§ **Task to carry out**: Give the number of lines in the data that hold the word "Pātaka", and nothing else.

--- start Data listing ---

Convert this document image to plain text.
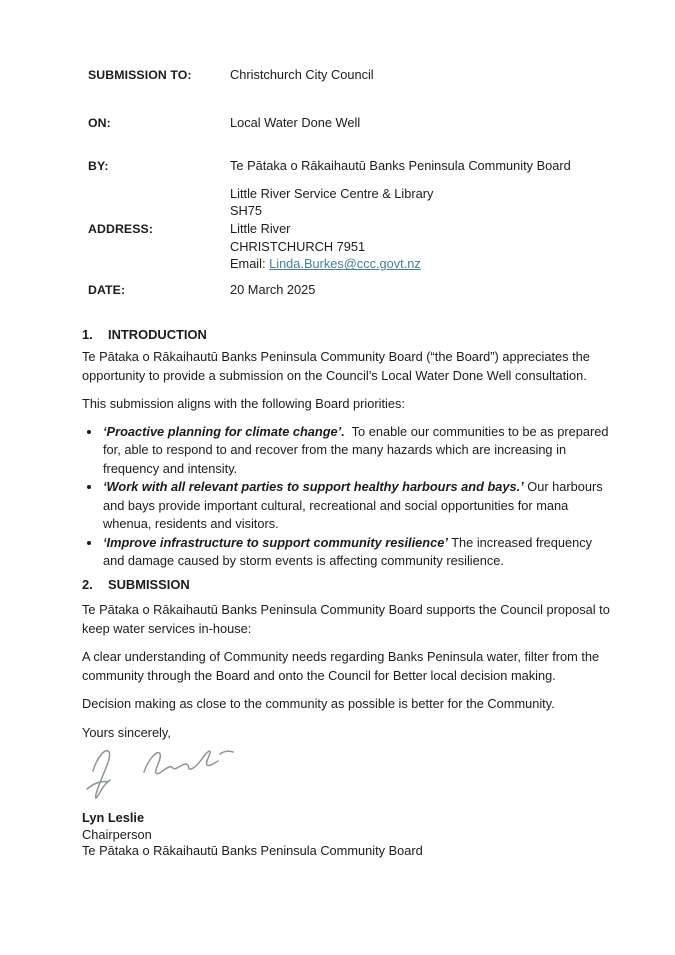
SUBMISSION TO:	Christchurch City Council
ON:	Local Water Done Well
BY:	Te Pātaka o Rākaihautū Banks Peninsula Community Board
ADDRESS:
Little River Service Centre & Library
SH75
Little River
CHRISTCHURCH 7951
Email: Linda.Burkes@ccc.govt.nz
DATE:	20 March 2025
1.	INTRODUCTION

Te Pātaka o Rākaihautū Banks Peninsula Community Board (“the Board”) appreciates the opportunity to provide a submission on the Council’s Local Water Done Well consultation.

This submission aligns with the following Board priorities:

• ‘Proactive planning for climate change’.  To enable our communities to be as prepared for, able to respond to and recover from the many hazards which are increasing in frequency and intensity.
• ‘Work with all relevant parties to support healthy harbours and bays.’ Our harbours and bays provide important cultural, recreational and social opportunities for mana whenua, residents and visitors.
• ‘Improve infrastructure to support community resilience’ The increased frequency and damage caused by storm events is affecting community resilience.
2.	SUBMISSION

Te Pātaka o Rākaihautū Banks Peninsula Community Board supports the Council proposal to keep water services in-house:

A clear understanding of Community needs regarding Banks Peninsula water, filter from the community through the Board and onto the Council for Better local decision making.

Decision making as close to the community as possible is better for the Community.

Yours sincerely,

Lyn Leslie
Chairperson
Te Pātaka o Rākaihautū Banks Peninsula Community Board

--- end Data listing ---

§ **Completed task**: 4